● **Your objective**: Each line below either holds the string "credit" or doesn't. Count those that do and give only the number.

● **Records supplied**:
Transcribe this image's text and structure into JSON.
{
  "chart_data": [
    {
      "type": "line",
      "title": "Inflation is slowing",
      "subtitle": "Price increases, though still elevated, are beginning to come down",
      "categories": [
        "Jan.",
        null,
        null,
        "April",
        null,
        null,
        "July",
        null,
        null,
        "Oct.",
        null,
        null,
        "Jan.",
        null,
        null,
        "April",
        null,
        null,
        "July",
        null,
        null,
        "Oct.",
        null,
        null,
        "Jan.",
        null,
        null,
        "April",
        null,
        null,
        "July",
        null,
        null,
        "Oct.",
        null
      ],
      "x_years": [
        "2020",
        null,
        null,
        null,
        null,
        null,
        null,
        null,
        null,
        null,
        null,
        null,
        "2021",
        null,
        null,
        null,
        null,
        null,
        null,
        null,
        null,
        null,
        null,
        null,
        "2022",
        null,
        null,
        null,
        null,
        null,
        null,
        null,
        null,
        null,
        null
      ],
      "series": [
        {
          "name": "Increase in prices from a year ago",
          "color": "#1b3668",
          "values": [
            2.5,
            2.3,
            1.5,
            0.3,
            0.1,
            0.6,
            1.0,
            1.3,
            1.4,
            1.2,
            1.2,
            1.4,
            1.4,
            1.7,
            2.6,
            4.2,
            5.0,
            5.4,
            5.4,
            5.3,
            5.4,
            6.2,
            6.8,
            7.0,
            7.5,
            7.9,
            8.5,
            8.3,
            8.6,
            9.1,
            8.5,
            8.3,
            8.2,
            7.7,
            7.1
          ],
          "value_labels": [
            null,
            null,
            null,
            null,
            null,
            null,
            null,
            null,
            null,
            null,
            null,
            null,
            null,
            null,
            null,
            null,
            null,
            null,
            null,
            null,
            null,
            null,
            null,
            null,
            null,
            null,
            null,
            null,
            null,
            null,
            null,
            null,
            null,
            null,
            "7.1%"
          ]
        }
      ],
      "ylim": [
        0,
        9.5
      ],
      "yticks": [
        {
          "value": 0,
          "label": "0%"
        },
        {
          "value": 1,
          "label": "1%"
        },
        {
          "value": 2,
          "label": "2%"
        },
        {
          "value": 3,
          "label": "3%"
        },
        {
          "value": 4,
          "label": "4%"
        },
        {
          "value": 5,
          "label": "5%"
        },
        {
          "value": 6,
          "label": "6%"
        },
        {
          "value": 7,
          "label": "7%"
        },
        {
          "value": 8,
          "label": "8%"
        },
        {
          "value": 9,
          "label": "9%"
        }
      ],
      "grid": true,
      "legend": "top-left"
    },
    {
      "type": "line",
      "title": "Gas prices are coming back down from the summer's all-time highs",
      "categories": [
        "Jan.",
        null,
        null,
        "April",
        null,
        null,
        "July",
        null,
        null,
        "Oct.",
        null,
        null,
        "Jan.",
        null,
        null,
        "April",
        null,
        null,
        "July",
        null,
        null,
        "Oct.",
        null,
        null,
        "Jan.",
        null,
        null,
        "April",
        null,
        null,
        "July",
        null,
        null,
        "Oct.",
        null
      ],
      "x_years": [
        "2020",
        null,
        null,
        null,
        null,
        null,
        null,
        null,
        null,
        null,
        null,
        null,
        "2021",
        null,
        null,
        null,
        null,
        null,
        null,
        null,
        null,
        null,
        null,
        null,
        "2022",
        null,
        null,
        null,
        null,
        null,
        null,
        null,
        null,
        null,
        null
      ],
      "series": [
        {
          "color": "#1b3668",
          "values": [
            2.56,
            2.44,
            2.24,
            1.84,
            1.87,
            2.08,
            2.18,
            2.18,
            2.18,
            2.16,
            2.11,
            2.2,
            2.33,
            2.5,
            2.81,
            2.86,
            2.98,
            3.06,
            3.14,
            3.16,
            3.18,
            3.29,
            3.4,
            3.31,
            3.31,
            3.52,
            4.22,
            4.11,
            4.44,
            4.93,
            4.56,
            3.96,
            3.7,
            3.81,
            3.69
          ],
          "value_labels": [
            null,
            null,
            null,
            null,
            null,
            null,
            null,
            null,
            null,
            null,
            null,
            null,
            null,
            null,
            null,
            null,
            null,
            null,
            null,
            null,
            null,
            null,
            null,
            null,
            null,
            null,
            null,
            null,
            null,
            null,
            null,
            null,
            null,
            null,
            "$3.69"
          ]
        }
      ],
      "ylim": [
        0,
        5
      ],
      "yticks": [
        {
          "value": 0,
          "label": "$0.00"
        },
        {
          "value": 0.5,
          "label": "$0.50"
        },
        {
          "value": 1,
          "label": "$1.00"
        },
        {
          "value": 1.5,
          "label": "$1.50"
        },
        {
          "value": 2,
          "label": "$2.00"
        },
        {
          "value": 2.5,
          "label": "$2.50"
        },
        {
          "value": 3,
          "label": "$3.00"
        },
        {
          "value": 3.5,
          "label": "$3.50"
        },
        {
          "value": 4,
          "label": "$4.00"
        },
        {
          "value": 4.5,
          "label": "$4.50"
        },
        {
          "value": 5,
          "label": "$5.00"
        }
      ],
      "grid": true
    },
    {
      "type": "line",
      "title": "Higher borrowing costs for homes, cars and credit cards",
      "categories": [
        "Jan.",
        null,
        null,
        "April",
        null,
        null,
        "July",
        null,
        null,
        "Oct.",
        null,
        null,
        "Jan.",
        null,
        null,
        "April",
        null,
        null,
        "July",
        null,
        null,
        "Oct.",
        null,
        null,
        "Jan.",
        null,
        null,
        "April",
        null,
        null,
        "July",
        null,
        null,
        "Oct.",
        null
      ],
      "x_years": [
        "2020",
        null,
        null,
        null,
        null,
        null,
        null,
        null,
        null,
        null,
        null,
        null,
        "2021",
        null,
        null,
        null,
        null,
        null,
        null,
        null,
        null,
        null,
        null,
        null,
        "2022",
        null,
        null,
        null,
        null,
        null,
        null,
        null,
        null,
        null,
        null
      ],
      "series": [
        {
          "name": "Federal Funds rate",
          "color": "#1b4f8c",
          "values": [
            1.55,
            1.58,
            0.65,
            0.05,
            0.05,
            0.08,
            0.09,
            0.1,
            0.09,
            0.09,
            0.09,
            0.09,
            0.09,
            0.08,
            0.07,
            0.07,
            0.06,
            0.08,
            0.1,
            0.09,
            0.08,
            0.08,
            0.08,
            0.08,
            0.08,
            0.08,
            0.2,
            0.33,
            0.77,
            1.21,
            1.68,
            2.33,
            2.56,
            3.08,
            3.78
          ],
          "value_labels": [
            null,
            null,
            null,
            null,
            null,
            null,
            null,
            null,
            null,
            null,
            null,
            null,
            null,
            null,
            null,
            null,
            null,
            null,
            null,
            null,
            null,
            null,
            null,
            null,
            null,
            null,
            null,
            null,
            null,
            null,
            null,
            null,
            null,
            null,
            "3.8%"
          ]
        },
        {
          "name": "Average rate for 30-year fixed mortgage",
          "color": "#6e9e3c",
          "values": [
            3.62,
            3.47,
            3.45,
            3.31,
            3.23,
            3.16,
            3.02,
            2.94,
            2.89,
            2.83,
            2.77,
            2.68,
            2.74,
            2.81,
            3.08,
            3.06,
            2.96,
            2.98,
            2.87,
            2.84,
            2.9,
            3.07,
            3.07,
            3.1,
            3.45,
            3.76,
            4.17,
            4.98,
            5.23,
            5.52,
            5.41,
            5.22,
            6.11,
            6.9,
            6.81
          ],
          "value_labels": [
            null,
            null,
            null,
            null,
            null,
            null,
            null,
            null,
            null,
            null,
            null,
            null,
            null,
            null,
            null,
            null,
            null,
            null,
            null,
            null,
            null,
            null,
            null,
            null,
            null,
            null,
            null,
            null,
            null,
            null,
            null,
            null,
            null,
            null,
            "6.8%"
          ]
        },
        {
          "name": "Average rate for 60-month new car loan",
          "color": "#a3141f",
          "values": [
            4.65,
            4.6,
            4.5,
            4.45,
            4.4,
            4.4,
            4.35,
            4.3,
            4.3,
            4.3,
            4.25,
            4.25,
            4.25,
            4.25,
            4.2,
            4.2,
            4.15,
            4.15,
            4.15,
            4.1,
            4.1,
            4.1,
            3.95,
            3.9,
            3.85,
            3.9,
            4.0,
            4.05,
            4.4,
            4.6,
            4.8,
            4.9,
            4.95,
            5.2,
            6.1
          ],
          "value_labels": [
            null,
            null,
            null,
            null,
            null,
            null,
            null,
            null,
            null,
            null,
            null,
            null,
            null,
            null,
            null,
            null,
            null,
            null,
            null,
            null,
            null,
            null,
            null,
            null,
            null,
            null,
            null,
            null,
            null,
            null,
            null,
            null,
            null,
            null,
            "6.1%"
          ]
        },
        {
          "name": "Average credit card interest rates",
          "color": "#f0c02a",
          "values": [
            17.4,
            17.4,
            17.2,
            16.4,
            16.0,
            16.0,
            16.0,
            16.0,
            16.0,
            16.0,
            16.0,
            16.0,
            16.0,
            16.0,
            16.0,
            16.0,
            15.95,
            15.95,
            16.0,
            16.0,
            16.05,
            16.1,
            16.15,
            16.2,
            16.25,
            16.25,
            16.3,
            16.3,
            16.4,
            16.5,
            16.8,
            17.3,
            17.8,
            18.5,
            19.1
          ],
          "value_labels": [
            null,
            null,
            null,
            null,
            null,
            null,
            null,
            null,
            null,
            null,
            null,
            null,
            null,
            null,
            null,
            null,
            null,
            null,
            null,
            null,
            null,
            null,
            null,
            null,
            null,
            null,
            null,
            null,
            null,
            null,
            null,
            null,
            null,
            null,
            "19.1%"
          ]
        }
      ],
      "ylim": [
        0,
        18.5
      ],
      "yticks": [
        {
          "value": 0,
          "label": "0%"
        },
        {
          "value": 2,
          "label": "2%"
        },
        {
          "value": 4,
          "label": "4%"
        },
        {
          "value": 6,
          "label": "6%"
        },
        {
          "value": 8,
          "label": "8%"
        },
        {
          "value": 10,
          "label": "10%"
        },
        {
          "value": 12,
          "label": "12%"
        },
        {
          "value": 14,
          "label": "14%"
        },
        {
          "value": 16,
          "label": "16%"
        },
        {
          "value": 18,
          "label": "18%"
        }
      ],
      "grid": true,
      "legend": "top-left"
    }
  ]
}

● **Task result**: 2